- [LISTED RECORDS]:
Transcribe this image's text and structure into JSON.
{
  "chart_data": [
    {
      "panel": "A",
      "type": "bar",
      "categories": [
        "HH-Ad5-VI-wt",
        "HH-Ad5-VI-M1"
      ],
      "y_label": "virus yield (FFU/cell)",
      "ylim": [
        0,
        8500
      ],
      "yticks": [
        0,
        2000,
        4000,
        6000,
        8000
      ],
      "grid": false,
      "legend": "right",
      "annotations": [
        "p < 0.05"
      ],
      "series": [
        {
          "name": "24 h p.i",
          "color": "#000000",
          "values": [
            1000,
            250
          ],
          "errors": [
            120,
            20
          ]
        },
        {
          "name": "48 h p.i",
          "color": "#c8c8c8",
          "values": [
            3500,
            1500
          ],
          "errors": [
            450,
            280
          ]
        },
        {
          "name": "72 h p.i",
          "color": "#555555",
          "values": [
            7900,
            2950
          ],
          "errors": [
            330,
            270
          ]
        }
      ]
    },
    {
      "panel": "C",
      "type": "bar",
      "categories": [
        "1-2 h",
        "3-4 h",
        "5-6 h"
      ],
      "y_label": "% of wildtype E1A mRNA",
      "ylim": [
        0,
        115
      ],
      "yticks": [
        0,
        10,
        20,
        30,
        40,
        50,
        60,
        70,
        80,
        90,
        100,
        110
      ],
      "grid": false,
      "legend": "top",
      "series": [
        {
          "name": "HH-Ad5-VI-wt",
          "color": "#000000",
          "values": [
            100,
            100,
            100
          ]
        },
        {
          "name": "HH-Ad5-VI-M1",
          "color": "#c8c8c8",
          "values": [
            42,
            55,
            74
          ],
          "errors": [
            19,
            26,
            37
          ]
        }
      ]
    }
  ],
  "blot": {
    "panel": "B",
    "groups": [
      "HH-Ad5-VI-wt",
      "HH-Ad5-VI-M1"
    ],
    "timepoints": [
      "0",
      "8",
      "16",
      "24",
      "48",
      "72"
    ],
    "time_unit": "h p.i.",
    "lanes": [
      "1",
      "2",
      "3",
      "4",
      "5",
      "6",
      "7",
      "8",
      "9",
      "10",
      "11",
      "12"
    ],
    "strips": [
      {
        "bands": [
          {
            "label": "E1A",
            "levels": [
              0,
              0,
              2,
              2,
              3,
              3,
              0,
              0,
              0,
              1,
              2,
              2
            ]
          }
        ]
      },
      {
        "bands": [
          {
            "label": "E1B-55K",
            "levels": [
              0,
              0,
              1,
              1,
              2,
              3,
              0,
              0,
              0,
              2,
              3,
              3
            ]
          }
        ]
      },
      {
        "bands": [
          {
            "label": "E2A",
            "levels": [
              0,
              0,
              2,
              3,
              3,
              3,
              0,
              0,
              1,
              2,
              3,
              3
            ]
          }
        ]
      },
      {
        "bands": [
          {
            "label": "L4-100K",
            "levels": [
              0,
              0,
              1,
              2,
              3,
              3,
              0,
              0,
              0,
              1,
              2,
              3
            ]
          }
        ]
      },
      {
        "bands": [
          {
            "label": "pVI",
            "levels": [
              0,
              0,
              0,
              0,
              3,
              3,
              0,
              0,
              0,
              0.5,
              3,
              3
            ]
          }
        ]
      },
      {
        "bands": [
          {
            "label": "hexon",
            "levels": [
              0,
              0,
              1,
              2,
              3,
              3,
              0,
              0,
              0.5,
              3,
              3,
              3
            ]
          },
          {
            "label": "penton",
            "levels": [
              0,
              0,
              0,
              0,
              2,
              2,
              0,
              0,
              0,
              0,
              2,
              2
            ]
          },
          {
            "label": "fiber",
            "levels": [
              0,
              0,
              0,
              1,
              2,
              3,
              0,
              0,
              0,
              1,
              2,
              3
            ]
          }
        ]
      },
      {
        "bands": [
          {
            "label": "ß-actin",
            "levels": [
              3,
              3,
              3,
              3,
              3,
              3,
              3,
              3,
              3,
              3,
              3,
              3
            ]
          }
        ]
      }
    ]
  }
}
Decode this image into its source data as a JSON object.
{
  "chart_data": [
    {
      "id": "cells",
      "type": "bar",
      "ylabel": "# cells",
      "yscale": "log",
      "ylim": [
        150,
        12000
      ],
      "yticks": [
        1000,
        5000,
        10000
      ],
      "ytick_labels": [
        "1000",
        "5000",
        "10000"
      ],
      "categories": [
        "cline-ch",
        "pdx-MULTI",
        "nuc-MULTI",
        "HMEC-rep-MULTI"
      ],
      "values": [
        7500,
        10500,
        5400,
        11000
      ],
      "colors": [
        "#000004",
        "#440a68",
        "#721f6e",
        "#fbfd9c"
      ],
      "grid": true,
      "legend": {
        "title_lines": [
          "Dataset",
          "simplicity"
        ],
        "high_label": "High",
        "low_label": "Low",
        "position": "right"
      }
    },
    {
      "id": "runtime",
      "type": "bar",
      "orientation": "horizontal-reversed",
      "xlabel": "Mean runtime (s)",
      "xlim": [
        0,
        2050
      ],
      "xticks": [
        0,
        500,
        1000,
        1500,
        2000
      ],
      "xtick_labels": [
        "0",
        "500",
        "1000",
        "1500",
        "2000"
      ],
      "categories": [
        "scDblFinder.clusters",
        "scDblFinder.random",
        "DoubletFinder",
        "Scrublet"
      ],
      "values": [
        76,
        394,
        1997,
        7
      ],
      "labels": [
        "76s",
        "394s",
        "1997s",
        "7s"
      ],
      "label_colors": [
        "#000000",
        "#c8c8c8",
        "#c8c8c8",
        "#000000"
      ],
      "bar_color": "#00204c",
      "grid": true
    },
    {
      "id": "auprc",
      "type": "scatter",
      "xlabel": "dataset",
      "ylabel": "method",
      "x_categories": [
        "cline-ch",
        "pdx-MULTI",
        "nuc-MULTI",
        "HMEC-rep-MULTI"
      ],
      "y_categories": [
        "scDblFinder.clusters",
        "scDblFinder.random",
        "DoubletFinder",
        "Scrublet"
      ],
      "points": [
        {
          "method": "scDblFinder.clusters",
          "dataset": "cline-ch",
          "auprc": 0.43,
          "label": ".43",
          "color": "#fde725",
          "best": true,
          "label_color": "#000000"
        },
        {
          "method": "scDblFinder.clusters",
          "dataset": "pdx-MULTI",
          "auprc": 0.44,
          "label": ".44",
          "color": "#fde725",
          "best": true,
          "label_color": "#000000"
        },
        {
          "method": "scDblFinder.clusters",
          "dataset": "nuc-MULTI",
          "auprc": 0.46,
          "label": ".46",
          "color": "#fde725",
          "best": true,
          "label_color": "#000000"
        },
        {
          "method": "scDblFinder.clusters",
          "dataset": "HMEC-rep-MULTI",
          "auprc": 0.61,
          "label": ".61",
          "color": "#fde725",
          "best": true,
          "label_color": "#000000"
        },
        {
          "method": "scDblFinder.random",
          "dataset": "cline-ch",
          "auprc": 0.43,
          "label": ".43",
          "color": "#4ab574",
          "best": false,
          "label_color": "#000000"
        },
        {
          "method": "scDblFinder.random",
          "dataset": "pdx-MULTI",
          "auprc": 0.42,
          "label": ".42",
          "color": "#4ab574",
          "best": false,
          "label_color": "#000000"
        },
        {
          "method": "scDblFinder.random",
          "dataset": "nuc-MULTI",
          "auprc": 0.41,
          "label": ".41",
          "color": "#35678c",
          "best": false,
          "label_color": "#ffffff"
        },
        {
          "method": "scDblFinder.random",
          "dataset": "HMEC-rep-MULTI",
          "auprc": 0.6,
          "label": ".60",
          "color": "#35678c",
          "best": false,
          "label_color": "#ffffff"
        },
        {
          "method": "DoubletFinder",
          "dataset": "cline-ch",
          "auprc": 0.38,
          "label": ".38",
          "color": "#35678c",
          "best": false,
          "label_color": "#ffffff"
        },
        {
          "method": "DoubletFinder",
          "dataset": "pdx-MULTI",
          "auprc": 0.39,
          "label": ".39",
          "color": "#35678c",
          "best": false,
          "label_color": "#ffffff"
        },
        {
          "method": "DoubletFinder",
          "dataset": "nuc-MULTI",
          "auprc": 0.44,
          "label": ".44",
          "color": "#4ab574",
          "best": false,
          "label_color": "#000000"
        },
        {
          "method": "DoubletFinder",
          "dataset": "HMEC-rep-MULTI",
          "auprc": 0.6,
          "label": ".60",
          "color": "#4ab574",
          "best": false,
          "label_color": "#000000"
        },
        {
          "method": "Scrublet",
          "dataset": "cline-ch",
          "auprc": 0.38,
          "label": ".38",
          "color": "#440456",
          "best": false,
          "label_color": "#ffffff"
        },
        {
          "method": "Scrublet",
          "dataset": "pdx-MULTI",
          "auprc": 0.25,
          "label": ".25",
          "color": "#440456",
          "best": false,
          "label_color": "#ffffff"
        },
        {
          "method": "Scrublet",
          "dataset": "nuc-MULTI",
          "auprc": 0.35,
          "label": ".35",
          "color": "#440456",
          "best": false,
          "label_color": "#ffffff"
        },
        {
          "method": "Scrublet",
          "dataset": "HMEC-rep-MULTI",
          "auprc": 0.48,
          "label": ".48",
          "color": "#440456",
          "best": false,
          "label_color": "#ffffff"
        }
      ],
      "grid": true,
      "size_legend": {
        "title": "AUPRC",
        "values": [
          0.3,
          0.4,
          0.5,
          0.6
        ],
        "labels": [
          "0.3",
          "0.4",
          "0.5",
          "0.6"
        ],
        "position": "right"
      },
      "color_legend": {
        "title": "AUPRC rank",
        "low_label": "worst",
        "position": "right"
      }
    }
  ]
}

- [WHAT IS EXPECTED]: Search the listing for the string "JSON". Copy each line where it is found.

- [WRITTEN ANSWER]:
Transcribe this image's text and structure into JSON.
Decode this image into its source data as a JSON object.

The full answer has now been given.